| Brief |
Copy out the entries exactly, from the first line to the last.

-- start of Records to process --

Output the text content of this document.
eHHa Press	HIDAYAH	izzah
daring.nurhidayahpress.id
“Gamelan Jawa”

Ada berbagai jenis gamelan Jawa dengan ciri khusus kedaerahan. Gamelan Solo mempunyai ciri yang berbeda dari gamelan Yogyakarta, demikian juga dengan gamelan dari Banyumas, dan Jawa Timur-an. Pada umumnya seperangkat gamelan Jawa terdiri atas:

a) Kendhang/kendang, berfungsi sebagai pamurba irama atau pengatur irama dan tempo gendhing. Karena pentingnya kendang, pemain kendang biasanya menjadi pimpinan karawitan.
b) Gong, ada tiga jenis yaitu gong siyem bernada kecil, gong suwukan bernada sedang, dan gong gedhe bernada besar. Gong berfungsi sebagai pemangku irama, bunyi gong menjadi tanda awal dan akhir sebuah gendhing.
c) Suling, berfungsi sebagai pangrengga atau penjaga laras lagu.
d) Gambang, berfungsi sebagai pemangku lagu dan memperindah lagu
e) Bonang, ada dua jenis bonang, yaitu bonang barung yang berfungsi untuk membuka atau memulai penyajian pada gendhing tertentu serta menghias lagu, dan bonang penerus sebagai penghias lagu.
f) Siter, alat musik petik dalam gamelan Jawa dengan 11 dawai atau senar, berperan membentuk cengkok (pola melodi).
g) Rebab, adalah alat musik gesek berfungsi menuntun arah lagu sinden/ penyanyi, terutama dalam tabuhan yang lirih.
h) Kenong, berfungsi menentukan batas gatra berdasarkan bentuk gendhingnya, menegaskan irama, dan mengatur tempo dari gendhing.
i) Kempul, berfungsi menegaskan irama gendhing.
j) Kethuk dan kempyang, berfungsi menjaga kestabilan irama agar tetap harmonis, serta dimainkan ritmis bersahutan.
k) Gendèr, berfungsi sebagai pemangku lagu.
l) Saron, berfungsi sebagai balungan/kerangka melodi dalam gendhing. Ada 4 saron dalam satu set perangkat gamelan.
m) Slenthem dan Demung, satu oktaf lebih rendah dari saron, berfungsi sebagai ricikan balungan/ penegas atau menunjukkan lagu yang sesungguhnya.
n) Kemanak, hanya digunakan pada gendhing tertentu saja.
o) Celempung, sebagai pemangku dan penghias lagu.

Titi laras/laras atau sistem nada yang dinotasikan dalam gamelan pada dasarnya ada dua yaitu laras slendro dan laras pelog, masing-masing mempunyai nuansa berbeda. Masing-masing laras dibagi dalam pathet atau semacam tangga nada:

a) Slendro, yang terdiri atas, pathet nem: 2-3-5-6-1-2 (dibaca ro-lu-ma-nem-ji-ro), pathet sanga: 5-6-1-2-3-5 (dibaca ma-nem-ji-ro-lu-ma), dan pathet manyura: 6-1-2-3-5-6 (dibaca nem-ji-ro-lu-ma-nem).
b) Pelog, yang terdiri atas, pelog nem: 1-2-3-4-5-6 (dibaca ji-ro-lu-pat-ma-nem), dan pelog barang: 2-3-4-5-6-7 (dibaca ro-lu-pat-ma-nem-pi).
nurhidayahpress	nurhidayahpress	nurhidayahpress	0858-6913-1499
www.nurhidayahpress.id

-- end of Records to process --

| Written solution |
Output the text content of this document.
eHHa Press	HIDAYAH	izzah
daring.nurhidayahpress.id
“Gamelan Jawa”

Ada berbagai jenis gamelan Jawa dengan ciri khusus kedaerahan. Gamelan Solo mempunyai ciri yang berbeda dari gamelan Yogyakarta, demikian juga dengan gamelan dari Banyumas, dan Jawa Timur-an. Pada umumnya seperangkat gamelan Jawa terdiri atas:

a) Kendhang/kendang, berfungsi sebagai pamurba irama atau pengatur irama dan tempo gendhing. Karena pentingnya kendang, pemain kendang biasanya menjadi pimpinan karawitan.
b) Gong, ada tiga jenis yaitu gong siyem bernada kecil, gong suwukan bernada sedang, dan gong gedhe bernada besar. Gong berfungsi sebagai pemangku irama, bunyi gong menjadi tanda awal dan akhir sebuah gendhing.
c) Suling, berfungsi sebagai pangrengga atau penjaga laras lagu.
d) Gambang, berfungsi sebagai pemangku lagu dan memperindah lagu
e) Bonang, ada dua jenis bonang, yaitu bonang barung yang berfungsi untuk membuka atau memulai penyajian pada gendhing tertentu serta menghias lagu, dan bonang penerus sebagai penghias lagu.
f) Siter, alat musik petik dalam gamelan Jawa dengan 11 dawai atau senar, berperan membentuk cengkok (pola melodi).
g) Rebab, adalah alat musik gesek berfungsi menuntun arah lagu sinden/ penyanyi, terutama dalam tabuhan yang lirih.
h) Kenong, berfungsi menentukan batas gatra berdasarkan bentuk gendhingnya, menegaskan irama, dan mengatur tempo dari gendhing.
i) Kempul, berfungsi menegaskan irama gendhing.
j) Kethuk dan kempyang, berfungsi menjaga kestabilan irama agar tetap harmonis, serta dimainkan ritmis bersahutan.
k) Gendèr, berfungsi sebagai pemangku lagu.
l) Saron, berfungsi sebagai balungan/kerangka melodi dalam gendhing. Ada 4 saron dalam satu set perangkat gamelan.
m) Slenthem dan Demung, satu oktaf lebih rendah dari saron, berfungsi sebagai ricikan balungan/ penegas atau menunjukkan lagu yang sesungguhnya.
n) Kemanak, hanya digunakan pada gendhing tertentu saja.
o) Celempung, sebagai pemangku dan penghias lagu.

Titi laras/laras atau sistem nada yang dinotasikan dalam gamelan pada dasarnya ada dua yaitu laras slendro dan laras pelog, masing-masing mempunyai nuansa berbeda. Masing-masing laras dibagi dalam pathet atau semacam tangga nada:

a) Slendro, yang terdiri atas, pathet nem: 2-3-5-6-1-2 (dibaca ro-lu-ma-nem-ji-ro), pathet sanga: 5-6-1-2-3-5 (dibaca ma-nem-ji-ro-lu-ma), dan pathet manyura: 6-1-2-3-5-6 (dibaca nem-ji-ro-lu-ma-nem).
b) Pelog, yang terdiri atas, pelog nem: 1-2-3-4-5-6 (dibaca ji-ro-lu-pat-ma-nem), dan pelog barang: 2-3-4-5-6-7 (dibaca ro-lu-pat-ma-nem-pi).
nurhidayahpress	nurhidayahpress	nurhidayahpress	0858-6913-1499
www.nurhidayahpress.id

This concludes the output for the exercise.